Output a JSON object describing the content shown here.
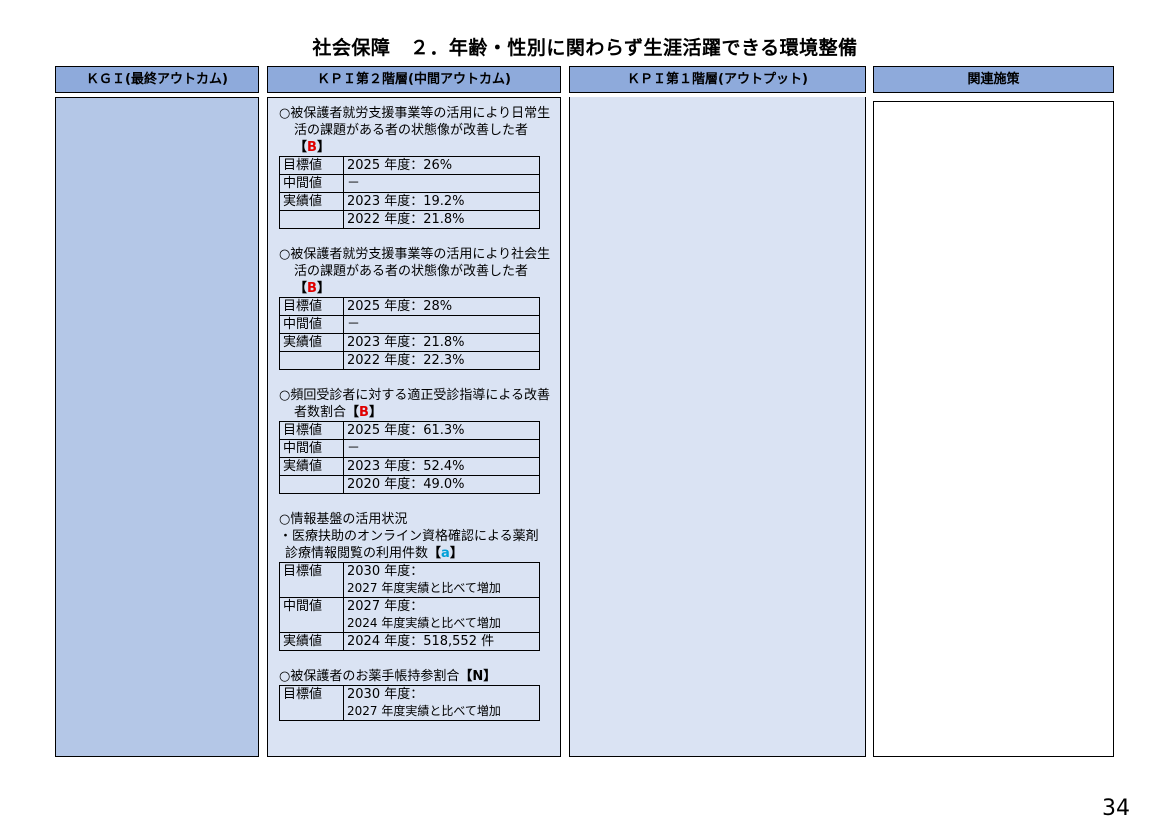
{
  "title": "社会保障　２．年齢・性別に関わらず生涯活躍できる環境整備",
  "headers": {
    "kgi": "ＫＧＩ(最終アウトカム)",
    "kpi2": "ＫＰＩ第２階層(中間アウトカム)",
    "kpi1": "ＫＰＩ第１階層(アウトプット)",
    "related": "関連施策"
  },
  "colors": {
    "header_bg": "#8eaadb",
    "kgi_bg": "#b4c7e7",
    "kpi_bg": "#dae3f3",
    "mark_B": "#e00000",
    "mark_a": "#00a0d8"
  },
  "kpi2": {
    "blocks": [
      {
        "heading": "○被保護者就労支援事業等の活用により日常生活の課題がある者の状態像が改善した者",
        "mark_open": "【",
        "mark": "B",
        "mark_close": "】",
        "rows": [
          {
            "label": "目標値",
            "value": "2025 年度：26%"
          },
          {
            "label": "中間値",
            "value": "－"
          },
          {
            "label": "実績値",
            "value": "2023 年度：19.2%"
          },
          {
            "label": "",
            "value": "2022 年度：21.8%"
          }
        ]
      },
      {
        "heading": "○被保護者就労支援事業等の活用により社会生活の課題がある者の状態像が改善した者",
        "mark_open": "【",
        "mark": "B",
        "mark_close": "】",
        "rows": [
          {
            "label": "目標値",
            "value": "2025 年度：28%"
          },
          {
            "label": "中間値",
            "value": "－"
          },
          {
            "label": "実績値",
            "value": "2023 年度：21.8%"
          },
          {
            "label": "",
            "value": "2022 年度：22.3%"
          }
        ]
      },
      {
        "heading": "○頻回受診者に対する適正受診指導による改善者数割合",
        "mark_open": "【",
        "mark": "B",
        "mark_close": "】",
        "rows": [
          {
            "label": "目標値",
            "value": "2025 年度：61.3%"
          },
          {
            "label": "中間値",
            "value": "－"
          },
          {
            "label": "実績値",
            "value": "2023 年度：52.4%"
          },
          {
            "label": "",
            "value": "2020 年度：49.0%"
          }
        ]
      },
      {
        "heading1": "○情報基盤の活用状況",
        "heading2": "・医療扶助のオンライン資格確認による薬剤診療情報閲覧の利用件数",
        "mark_open": "【",
        "mark": "a",
        "mark_close": "】",
        "rows": [
          {
            "label": "目標値",
            "value1": "2030 年度：",
            "value2": "2027 年度実績と比べて増加"
          },
          {
            "label": "中間値",
            "value1": "2027 年度：",
            "value2": "2024 年度実績と比べて増加"
          },
          {
            "label": "実績値",
            "value": "2024 年度：518,552 件"
          }
        ]
      },
      {
        "heading": "○被保護者のお薬手帳持参割合",
        "mark_open": "【",
        "mark": "N",
        "mark_close": "】",
        "rows": [
          {
            "label": "目標値",
            "value1": "2030 年度：",
            "value2": "2027 年度実績と比べて増加"
          }
        ]
      }
    ]
  },
  "page_number": "34"
}
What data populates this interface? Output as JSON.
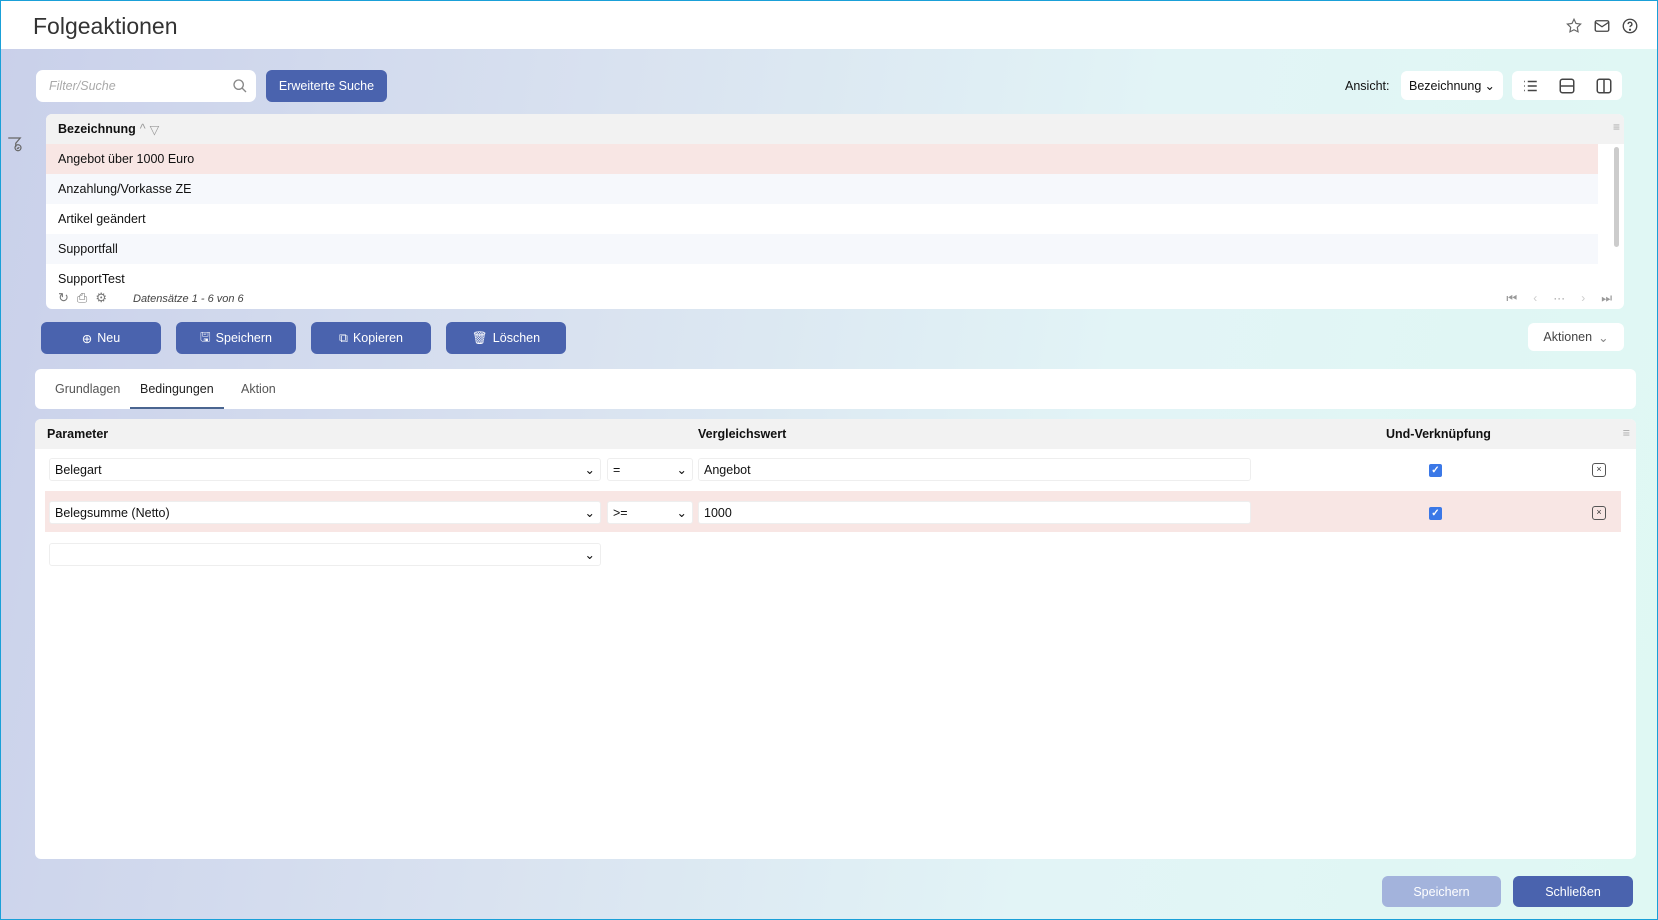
{
  "header": {
    "title": "Folgeaktionen",
    "icons": [
      "star-icon",
      "mail-icon",
      "help-icon"
    ]
  },
  "search": {
    "placeholder": "Filter/Suche",
    "advanced_label": "Erweiterte Suche"
  },
  "view": {
    "label": "Ansicht:",
    "selected": "Bezeichnung"
  },
  "grid": {
    "column": "Bezeichnung",
    "rows": [
      "Angebot über 1000 Euro",
      "Anzahlung/Vorkasse ZE",
      "Artikel geändert",
      "Supportfall",
      "SupportTest"
    ],
    "record_info": "Datensätze 1 - 6 von 6"
  },
  "toolbar": {
    "new": "Neu",
    "save": "Speichern",
    "copy": "Kopieren",
    "delete": "Löschen",
    "actions": "Aktionen"
  },
  "tabs": [
    "Grundlagen",
    "Bedingungen",
    "Aktion"
  ],
  "conditions": {
    "headers": {
      "parameter": "Parameter",
      "value": "Vergleichswert",
      "and": "Und-Verknüpfung"
    },
    "rows": [
      {
        "parameter": "Belegart",
        "operator": "=",
        "value": "Angebot",
        "and": true
      },
      {
        "parameter": "Belegsumme (Netto)",
        "operator": ">=",
        "value": "1000",
        "and": true
      }
    ]
  },
  "footer": {
    "save": "Speichern",
    "close": "Schließen"
  },
  "colors": {
    "accent": "#4a63ae",
    "selected_row": "#f8e6e4",
    "checkbox": "#3b78e7"
  }
}
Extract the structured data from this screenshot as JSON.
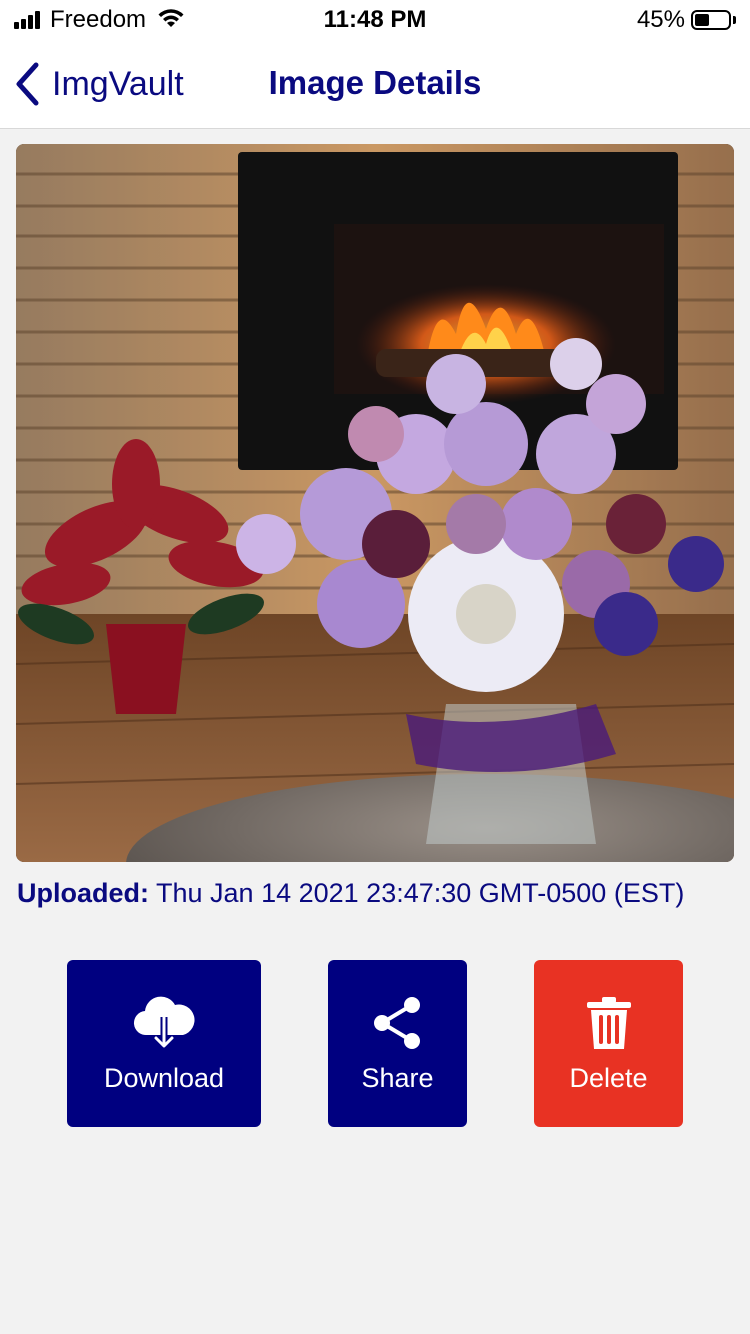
{
  "status_bar": {
    "carrier": "Freedom",
    "time": "11:48 PM",
    "battery_percent": "45%",
    "battery_level": 0.45
  },
  "nav": {
    "back_label": "ImgVault",
    "title": "Image Details"
  },
  "photo": {
    "icon": "photo-image"
  },
  "details": {
    "uploaded_label": "Uploaded:",
    "uploaded_value": "Thu Jan 14 2021 23:47:30 GMT-0500 (EST)"
  },
  "actions": {
    "download_label": "Download",
    "share_label": "Share",
    "delete_label": "Delete"
  },
  "colors": {
    "accent": "#000080",
    "danger": "#e83223",
    "background": "#f2f2f2"
  }
}
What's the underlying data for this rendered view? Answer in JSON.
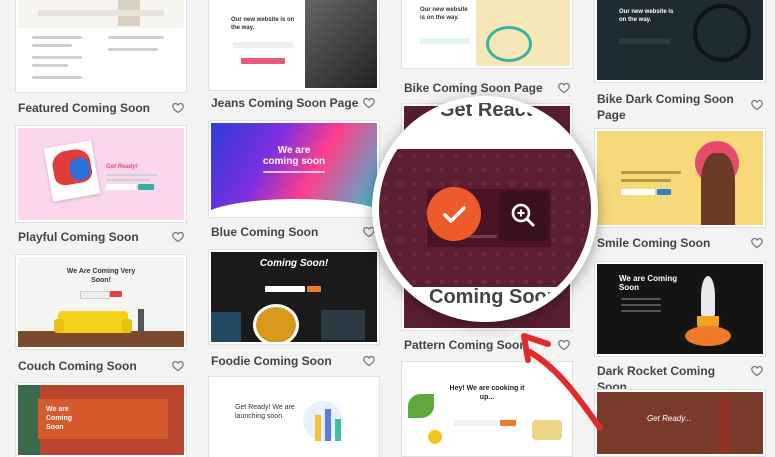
{
  "templates": {
    "featured": {
      "label": "Featured Coming Soon"
    },
    "jeans": {
      "label": "Jeans Coming Soon Page",
      "preview_title": "Our new website is on the way."
    },
    "bike": {
      "label": "Bike Coming Soon Page",
      "preview_title": "Our new website is on the way."
    },
    "bike_dark": {
      "label": "Bike Dark Coming Soon Page",
      "preview_title": "Our new website is on the way."
    },
    "playful": {
      "label": "Playful Coming Soon",
      "preview_title": "Get Ready!"
    },
    "blue": {
      "label": "Blue Coming Soon",
      "preview_title": "We are coming soon"
    },
    "pattern": {
      "label": "Pattern Coming Soon",
      "preview_title_top": "Get React",
      "preview_title_bottom": "Coming Soon"
    },
    "smile": {
      "label": "Smile Coming Soon"
    },
    "couch": {
      "label": "Couch Coming Soon",
      "preview_title": "We Are Coming Very Soon!"
    },
    "foodie": {
      "label": "Foodie Coming Soon",
      "preview_title": "Coming Soon!"
    },
    "dark_rocket": {
      "label": "Dark Rocket Coming Soon",
      "preview_title": "We are Coming Soon"
    },
    "red_couch": {
      "preview_title": "We are Coming Soon"
    },
    "get_ready": {
      "preview_title": "Get Ready! We are launching soon."
    },
    "hey": {
      "preview_title": "Hey! We are cooking it up..."
    },
    "bridge": {
      "preview_title": "Get Ready..."
    }
  },
  "icons": {
    "favorite": "heart-icon",
    "select": "check-icon",
    "preview": "zoom-in-icon",
    "annotation": "arrow"
  },
  "colors": {
    "accent": "#f15b2a",
    "annotation_red": "#e02b2b",
    "label": "#444444"
  }
}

What the task asks – All records above are to be printed exactly, minus the pictures they contain.

Exercise response –
Output a JSON object describing the content shown here.
{
  "title": "社会保障　２．年齢・性別に関わらず生涯活躍できる環境整備",
  "headers": {
    "kgi": "ＫＧＩ(最終アウトカム)",
    "kpi2": "ＫＰＩ第２階層(中間アウトカム)",
    "kpi1": "ＫＰＩ第１階層(アウトプット)",
    "related": "関連施策"
  },
  "colors": {
    "header_bg": "#8eaadb",
    "kgi_bg": "#b4c7e7",
    "kpi_bg": "#dae3f3",
    "mark_B": "#e00000",
    "mark_a": "#00a0d8"
  },
  "kpi2": {
    "blocks": [
      {
        "heading": "○被保護者就労支援事業等の活用により日常生活の課題がある者の状態像が改善した者",
        "mark_open": "【",
        "mark": "B",
        "mark_close": "】",
        "rows": [
          {
            "label": "目標値",
            "value": "2025 年度：26%"
          },
          {
            "label": "中間値",
            "value": "－"
          },
          {
            "label": "実績値",
            "value": "2023 年度：19.2%"
          },
          {
            "label": "",
            "value": "2022 年度：21.8%"
          }
        ]
      },
      {
        "heading": "○被保護者就労支援事業等の活用により社会生活の課題がある者の状態像が改善した者",
        "mark_open": "【",
        "mark": "B",
        "mark_close": "】",
        "rows": [
          {
            "label": "目標値",
            "value": "2025 年度：28%"
          },
          {
            "label": "中間値",
            "value": "－"
          },
          {
            "label": "実績値",
            "value": "2023 年度：21.8%"
          },
          {
            "label": "",
            "value": "2022 年度：22.3%"
          }
        ]
      },
      {
        "heading": "○頻回受診者に対する適正受診指導による改善者数割合",
        "mark_open": "【",
        "mark": "B",
        "mark_close": "】",
        "rows": [
          {
            "label": "目標値",
            "value": "2025 年度：61.3%"
          },
          {
            "label": "中間値",
            "value": "－"
          },
          {
            "label": "実績値",
            "value": "2023 年度：52.4%"
          },
          {
            "label": "",
            "value": "2020 年度：49.0%"
          }
        ]
      },
      {
        "heading1": "○情報基盤の活用状況",
        "heading2": "・医療扶助のオンライン資格確認による薬剤診療情報閲覧の利用件数",
        "mark_open": "【",
        "mark": "a",
        "mark_close": "】",
        "rows": [
          {
            "label": "目標値",
            "value1": "2030 年度：",
            "value2": "2027 年度実績と比べて増加"
          },
          {
            "label": "中間値",
            "value1": "2027 年度：",
            "value2": "2024 年度実績と比べて増加"
          },
          {
            "label": "実績値",
            "value": "2024 年度：518,552 件"
          }
        ]
      },
      {
        "heading": "○被保護者のお薬手帳持参割合",
        "mark_open": "【",
        "mark": "N",
        "mark_close": "】",
        "rows": [
          {
            "label": "目標値",
            "value1": "2030 年度：",
            "value2": "2027 年度実績と比べて増加"
          }
        ]
      }
    ]
  },
  "page_number": "34"
}
What data populates this interface? Output as JSON.
{
  "header": {
    "title": "Folgeaktionen",
    "icons": [
      "star-icon",
      "mail-icon",
      "help-icon"
    ]
  },
  "search": {
    "placeholder": "Filter/Suche",
    "advanced_label": "Erweiterte Suche"
  },
  "view": {
    "label": "Ansicht:",
    "selected": "Bezeichnung"
  },
  "grid": {
    "column": "Bezeichnung",
    "rows": [
      "Angebot über 1000 Euro",
      "Anzahlung/Vorkasse ZE",
      "Artikel geändert",
      "Supportfall",
      "SupportTest"
    ],
    "record_info": "Datensätze 1 - 6 von 6"
  },
  "toolbar": {
    "new": "Neu",
    "save": "Speichern",
    "copy": "Kopieren",
    "delete": "Löschen",
    "actions": "Aktionen"
  },
  "tabs": [
    "Grundlagen",
    "Bedingungen",
    "Aktion"
  ],
  "conditions": {
    "headers": {
      "parameter": "Parameter",
      "value": "Vergleichswert",
      "and": "Und-Verknüpfung"
    },
    "rows": [
      {
        "parameter": "Belegart",
        "operator": "=",
        "value": "Angebot",
        "and": true
      },
      {
        "parameter": "Belegsumme (Netto)",
        "operator": ">=",
        "value": "1000",
        "and": true
      }
    ]
  },
  "footer": {
    "save": "Speichern",
    "close": "Schließen"
  },
  "colors": {
    "accent": "#4a63ae",
    "selected_row": "#f8e6e4",
    "checkbox": "#3b78e7"
  }
}
Extract the structured data from this screenshot as JSON.
{
  "status_bar": {
    "carrier": "Freedom",
    "time": "11:48 PM",
    "battery_percent": "45%",
    "battery_level": 0.45
  },
  "nav": {
    "back_label": "ImgVault",
    "title": "Image Details"
  },
  "photo": {
    "icon": "photo-image"
  },
  "details": {
    "uploaded_label": "Uploaded:",
    "uploaded_value": "Thu Jan 14 2021 23:47:30 GMT-0500 (EST)"
  },
  "actions": {
    "download_label": "Download",
    "share_label": "Share",
    "delete_label": "Delete"
  },
  "colors": {
    "accent": "#000080",
    "danger": "#e83223",
    "background": "#f2f2f2"
  }
}
What's the underlying data for this rendered view? Answer in JSON.
{
  "templates": {
    "featured": {
      "label": "Featured Coming Soon"
    },
    "jeans": {
      "label": "Jeans Coming Soon Page",
      "preview_title": "Our new website is on the way."
    },
    "bike": {
      "label": "Bike Coming Soon Page",
      "preview_title": "Our new website is on the way."
    },
    "bike_dark": {
      "label": "Bike Dark Coming Soon Page",
      "preview_title": "Our new website is on the way."
    },
    "playful": {
      "label": "Playful Coming Soon",
      "preview_title": "Get Ready!"
    },
    "blue": {
      "label": "Blue Coming Soon",
      "preview_title": "We are coming soon"
    },
    "pattern": {
      "label": "Pattern Coming Soon",
      "preview_title_top": "Get React",
      "preview_title_bottom": "Coming Soon"
    },
    "smile": {
      "label": "Smile Coming Soon"
    },
    "couch": {
      "label": "Couch Coming Soon",
      "preview_title": "We Are Coming Very Soon!"
    },
    "foodie": {
      "label": "Foodie Coming Soon",
      "preview_title": "Coming Soon!"
    },
    "dark_rocket": {
      "label": "Dark Rocket Coming Soon",
      "preview_title": "We are Coming Soon"
    },
    "red_couch": {
      "preview_title": "We are Coming Soon"
    },
    "get_ready": {
      "preview_title": "Get Ready! We are launching soon."
    },
    "hey": {
      "preview_title": "Hey! We are cooking it up..."
    },
    "bridge": {
      "preview_title": "Get Ready..."
    }
  },
  "icons": {
    "favorite": "heart-icon",
    "select": "check-icon",
    "preview": "zoom-in-icon",
    "annotation": "arrow"
  },
  "colors": {
    "accent": "#f15b2a",
    "annotation_red": "#e02b2b",
    "label": "#444444"
  }
}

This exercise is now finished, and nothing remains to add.